Set task:
Write out each line of the material again, word for word.

──────── Given records

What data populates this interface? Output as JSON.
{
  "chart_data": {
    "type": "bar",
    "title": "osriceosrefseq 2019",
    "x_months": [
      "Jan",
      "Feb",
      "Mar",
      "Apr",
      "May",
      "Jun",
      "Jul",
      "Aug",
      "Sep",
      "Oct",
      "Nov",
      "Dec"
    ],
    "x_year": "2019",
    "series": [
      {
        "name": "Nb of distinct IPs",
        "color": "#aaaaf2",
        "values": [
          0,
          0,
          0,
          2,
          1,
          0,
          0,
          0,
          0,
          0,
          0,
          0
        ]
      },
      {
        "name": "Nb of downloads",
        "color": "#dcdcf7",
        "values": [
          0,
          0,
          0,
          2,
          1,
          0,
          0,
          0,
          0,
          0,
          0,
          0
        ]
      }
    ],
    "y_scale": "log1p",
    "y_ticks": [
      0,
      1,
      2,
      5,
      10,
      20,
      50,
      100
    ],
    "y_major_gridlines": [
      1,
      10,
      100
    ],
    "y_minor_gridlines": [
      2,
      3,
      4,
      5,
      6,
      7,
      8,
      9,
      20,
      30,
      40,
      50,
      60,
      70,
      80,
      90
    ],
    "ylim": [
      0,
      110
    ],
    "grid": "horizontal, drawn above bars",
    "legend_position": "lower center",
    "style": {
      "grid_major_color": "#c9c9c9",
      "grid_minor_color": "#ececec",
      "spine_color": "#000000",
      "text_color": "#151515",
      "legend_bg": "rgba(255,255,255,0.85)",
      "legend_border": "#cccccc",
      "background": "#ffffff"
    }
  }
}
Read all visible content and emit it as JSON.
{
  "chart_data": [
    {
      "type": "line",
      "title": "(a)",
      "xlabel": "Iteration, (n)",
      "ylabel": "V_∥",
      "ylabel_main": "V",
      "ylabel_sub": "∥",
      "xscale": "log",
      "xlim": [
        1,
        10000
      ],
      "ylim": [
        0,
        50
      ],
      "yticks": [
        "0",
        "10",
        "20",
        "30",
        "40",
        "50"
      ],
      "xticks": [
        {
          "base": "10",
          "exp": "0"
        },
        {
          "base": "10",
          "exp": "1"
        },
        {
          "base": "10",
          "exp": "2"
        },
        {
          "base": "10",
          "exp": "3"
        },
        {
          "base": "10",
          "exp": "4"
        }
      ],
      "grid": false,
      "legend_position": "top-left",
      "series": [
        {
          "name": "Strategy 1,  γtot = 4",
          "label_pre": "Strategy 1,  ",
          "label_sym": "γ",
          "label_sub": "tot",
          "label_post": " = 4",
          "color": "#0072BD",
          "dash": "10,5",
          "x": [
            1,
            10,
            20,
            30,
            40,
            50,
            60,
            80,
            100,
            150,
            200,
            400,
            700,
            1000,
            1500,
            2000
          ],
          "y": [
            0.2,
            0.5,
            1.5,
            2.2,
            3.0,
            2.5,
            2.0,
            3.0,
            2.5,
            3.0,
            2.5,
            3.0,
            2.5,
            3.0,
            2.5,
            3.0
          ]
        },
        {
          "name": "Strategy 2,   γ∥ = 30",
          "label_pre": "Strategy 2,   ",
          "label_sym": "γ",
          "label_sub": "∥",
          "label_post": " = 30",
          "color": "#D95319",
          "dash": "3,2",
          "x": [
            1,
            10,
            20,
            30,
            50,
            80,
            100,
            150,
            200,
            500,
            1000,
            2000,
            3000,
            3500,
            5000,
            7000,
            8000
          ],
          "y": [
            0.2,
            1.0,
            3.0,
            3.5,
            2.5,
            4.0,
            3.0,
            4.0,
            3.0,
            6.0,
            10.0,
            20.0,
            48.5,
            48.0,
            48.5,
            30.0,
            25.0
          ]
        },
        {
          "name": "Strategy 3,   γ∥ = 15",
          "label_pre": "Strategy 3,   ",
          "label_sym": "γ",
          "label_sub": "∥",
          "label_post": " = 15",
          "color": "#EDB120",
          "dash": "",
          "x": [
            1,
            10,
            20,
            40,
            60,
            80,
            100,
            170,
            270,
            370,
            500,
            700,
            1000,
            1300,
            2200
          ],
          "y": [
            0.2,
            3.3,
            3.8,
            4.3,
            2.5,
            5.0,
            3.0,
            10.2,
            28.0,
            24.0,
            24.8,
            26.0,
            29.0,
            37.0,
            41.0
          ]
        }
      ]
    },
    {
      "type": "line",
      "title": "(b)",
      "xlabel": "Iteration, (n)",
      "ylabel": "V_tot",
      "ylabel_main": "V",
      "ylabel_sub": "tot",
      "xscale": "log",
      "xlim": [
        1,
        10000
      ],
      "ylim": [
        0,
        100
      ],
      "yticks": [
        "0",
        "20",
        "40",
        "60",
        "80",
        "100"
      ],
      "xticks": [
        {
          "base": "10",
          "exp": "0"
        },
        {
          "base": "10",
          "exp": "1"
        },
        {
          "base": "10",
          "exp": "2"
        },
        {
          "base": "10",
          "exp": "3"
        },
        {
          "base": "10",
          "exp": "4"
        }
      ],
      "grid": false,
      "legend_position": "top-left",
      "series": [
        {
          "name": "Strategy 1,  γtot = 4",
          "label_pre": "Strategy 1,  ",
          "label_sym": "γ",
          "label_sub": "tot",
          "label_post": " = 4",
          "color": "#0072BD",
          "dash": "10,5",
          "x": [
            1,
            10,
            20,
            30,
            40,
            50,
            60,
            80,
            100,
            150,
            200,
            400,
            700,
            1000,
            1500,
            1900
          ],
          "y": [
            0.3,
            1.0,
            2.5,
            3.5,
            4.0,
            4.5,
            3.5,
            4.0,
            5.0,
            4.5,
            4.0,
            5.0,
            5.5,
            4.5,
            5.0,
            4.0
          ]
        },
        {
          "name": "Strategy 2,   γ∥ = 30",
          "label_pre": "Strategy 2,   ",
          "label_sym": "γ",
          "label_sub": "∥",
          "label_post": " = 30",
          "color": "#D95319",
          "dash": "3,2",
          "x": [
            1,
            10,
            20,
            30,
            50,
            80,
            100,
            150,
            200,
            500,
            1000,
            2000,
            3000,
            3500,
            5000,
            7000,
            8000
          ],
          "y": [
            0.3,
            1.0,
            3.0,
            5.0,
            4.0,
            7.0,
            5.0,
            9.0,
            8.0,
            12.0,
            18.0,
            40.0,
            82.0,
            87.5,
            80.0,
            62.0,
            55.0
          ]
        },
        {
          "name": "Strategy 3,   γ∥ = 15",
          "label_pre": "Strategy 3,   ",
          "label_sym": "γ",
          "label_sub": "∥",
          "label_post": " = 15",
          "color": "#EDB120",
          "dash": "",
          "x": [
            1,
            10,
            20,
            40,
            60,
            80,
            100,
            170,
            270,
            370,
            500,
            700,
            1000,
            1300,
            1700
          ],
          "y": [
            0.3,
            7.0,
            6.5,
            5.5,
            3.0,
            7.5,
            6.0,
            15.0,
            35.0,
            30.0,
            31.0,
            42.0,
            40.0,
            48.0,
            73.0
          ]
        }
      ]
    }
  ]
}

────────────────

Written answer:
What data populates this interface? Output as JSON.
{
  "chart_data": {
    "type": "bar",
    "title": "osriceosrefseq 2019",
    "x_months": [
      "Jan",
      "Feb",
      "Mar",
      "Apr",
      "May",
      "Jun",
      "Jul",
      "Aug",
      "Sep",
      "Oct",
      "Nov",
      "Dec"
    ],
    "x_year": "2019",
    "series": [
      {
        "name": "Nb of distinct IPs",
        "color": "#aaaaf2",
        "values": [
          0,
          0,
          0,
          2,
          1,
          0,
          0,
          0,
          0,
          0,
          0,
          0
        ]
      },
      {
        "name": "Nb of downloads",
        "color": "#dcdcf7",
        "values": [
          0,
          0,
          0,
          2,
          1,
          0,
          0,
          0,
          0,
          0,
          0,
          0
        ]
      }
    ],
    "y_scale": "log1p",
    "y_ticks": [
      0,
      1,
      2,
      5,
      10,
      20,
      50,
      100
    ],
    "y_major_gridlines": [
      1,
      10,
      100
    ],
    "y_minor_gridlines": [
      2,
      3,
      4,
      5,
      6,
      7,
      8,
      9,
      20,
      30,
      40,
      50,
      60,
      70,
      80,
      90
    ],
    "ylim": [
      0,
      110
    ],
    "grid": "horizontal, drawn above bars",
    "legend_position": "lower center",
    "style": {
      "grid_major_color": "#c9c9c9",
      "grid_minor_color": "#ececec",
      "spine_color": "#000000",
      "text_color": "#151515",
      "legend_bg": "rgba(255,255,255,0.85)",
      "legend_border": "#cccccc",
      "background": "#ffffff"
    }
  }
}
Read all visible content and emit it as JSON.
{
  "chart_data": [
    {
      "type": "line",
      "title": "(a)",
      "xlabel": "Iteration, (n)",
      "ylabel": "V_∥",
      "ylabel_main": "V",
      "ylabel_sub": "∥",
      "xscale": "log",
      "xlim": [
        1,
        10000
      ],
      "ylim": [
        0,
        50
      ],
      "yticks": [
        "0",
        "10",
        "20",
        "30",
        "40",
        "50"
      ],
      "xticks": [
        {
          "base": "10",
          "exp": "0"
        },
        {
          "base": "10",
          "exp": "1"
        },
        {
          "base": "10",
          "exp": "2"
        },
        {
          "base": "10",
          "exp": "3"
        },
        {
          "base": "10",
          "exp": "4"
        }
      ],
      "grid": false,
      "legend_position": "top-left",
      "series": [
        {
          "name": "Strategy 1,  γtot = 4",
          "label_pre": "Strategy 1,  ",
          "label_sym": "γ",
          "label_sub": "tot",
          "label_post": " = 4",
          "color": "#0072BD",
          "dash": "10,5",
          "x": [
            1,
            10,
            20,
            30,
            40,
            50,
            60,
            80,
            100,
            150,
            200,
            400,
            700,
            1000,
            1500,
            2000
          ],
          "y": [
            0.2,
            0.5,
            1.5,
            2.2,
            3.0,
            2.5,
            2.0,
            3.0,
            2.5,
            3.0,
            2.5,
            3.0,
            2.5,
            3.0,
            2.5,
            3.0
          ]
        },
        {
          "name": "Strategy 2,   γ∥ = 30",
          "label_pre": "Strategy 2,   ",
          "label_sym": "γ",
          "label_sub": "∥",
          "label_post": " = 30",
          "color": "#D95319",
          "dash": "3,2",
          "x": [
            1,
            10,
            20,
            30,
            50,
            80,
            100,
            150,
            200,
            500,
            1000,
            2000,
            3000,
            3500,
            5000,
            7000,
            8000
          ],
          "y": [
            0.2,
            1.0,
            3.0,
            3.5,
            2.5,
            4.0,
            3.0,
            4.0,
            3.0,
            6.0,
            10.0,
            20.0,
            48.5,
            48.0,
            48.5,
            30.0,
            25.0
          ]
        },
        {
          "name": "Strategy 3,   γ∥ = 15",
          "label_pre": "Strategy 3,   ",
          "label_sym": "γ",
          "label_sub": "∥",
          "label_post": " = 15",
          "color": "#EDB120",
          "dash": "",
          "x": [
            1,
            10,
            20,
            40,
            60,
            80,
            100,
            170,
            270,
            370,
            500,
            700,
            1000,
            1300,
            2200
          ],
          "y": [
            0.2,
            3.3,
            3.8,
            4.3,
            2.5,
            5.0,
            3.0,
            10.2,
            28.0,
            24.0,
            24.8,
            26.0,
            29.0,
            37.0,
            41.0
          ]
        }
      ]
    },
    {
      "type": "line",
      "title": "(b)",
      "xlabel": "Iteration, (n)",
      "ylabel": "V_tot",
      "ylabel_main": "V",
      "ylabel_sub": "tot",
      "xscale": "log",
      "xlim": [
        1,
        10000
      ],
      "ylim": [
        0,
        100
      ],
      "yticks": [
        "0",
        "20",
        "40",
        "60",
        "80",
        "100"
      ],
      "xticks": [
        {
          "base": "10",
          "exp": "0"
        },
        {
          "base": "10",
          "exp": "1"
        },
        {
          "base": "10",
          "exp": "2"
        },
        {
          "base": "10",
          "exp": "3"
        },
        {
          "base": "10",
          "exp": "4"
        }
      ],
      "grid": false,
      "legend_position": "top-left",
      "series": [
        {
          "name": "Strategy 1,  γtot = 4",
          "label_pre": "Strategy 1,  ",
          "label_sym": "γ",
          "label_sub": "tot",
          "label_post": " = 4",
          "color": "#0072BD",
          "dash": "10,5",
          "x": [
            1,
            10,
            20,
            30,
            40,
            50,
            60,
            80,
            100,
            150,
            200,
            400,
            700,
            1000,
            1500,
            1900
          ],
          "y": [
            0.3,
            1.0,
            2.5,
            3.5,
            4.0,
            4.5,
            3.5,
            4.0,
            5.0,
            4.5,
            4.0,
            5.0,
            5.5,
            4.5,
            5.0,
            4.0
          ]
        },
        {
          "name": "Strategy 2,   γ∥ = 30",
          "label_pre": "Strategy 2,   ",
          "label_sym": "γ",
          "label_sub": "∥",
          "label_post": " = 30",
          "color": "#D95319",
          "dash": "3,2",
          "x": [
            1,
            10,
            20,
            30,
            50,
            80,
            100,
            150,
            200,
            500,
            1000,
            2000,
            3000,
            3500,
            5000,
            7000,
            8000
          ],
          "y": [
            0.3,
            1.0,
            3.0,
            5.0,
            4.0,
            7.0,
            5.0,
            9.0,
            8.0,
            12.0,
            18.0,
            40.0,
            82.0,
            87.5,
            80.0,
            62.0,
            55.0
          ]
        },
        {
          "name": "Strategy 3,   γ∥ = 15",
          "label_pre": "Strategy 3,   ",
          "label_sym": "γ",
          "label_sub": "∥",
          "label_post": " = 15",
          "color": "#EDB120",
          "dash": "",
          "x": [
            1,
            10,
            20,
            40,
            60,
            80,
            100,
            170,
            270,
            370,
            500,
            700,
            1000,
            1300,
            1700
          ],
          "y": [
            0.3,
            7.0,
            6.5,
            5.5,
            3.0,
            7.5,
            6.0,
            15.0,
            35.0,
            30.0,
            31.0,
            42.0,
            40.0,
            48.0,
            73.0
          ]
        }
      ]
    }
  ]
}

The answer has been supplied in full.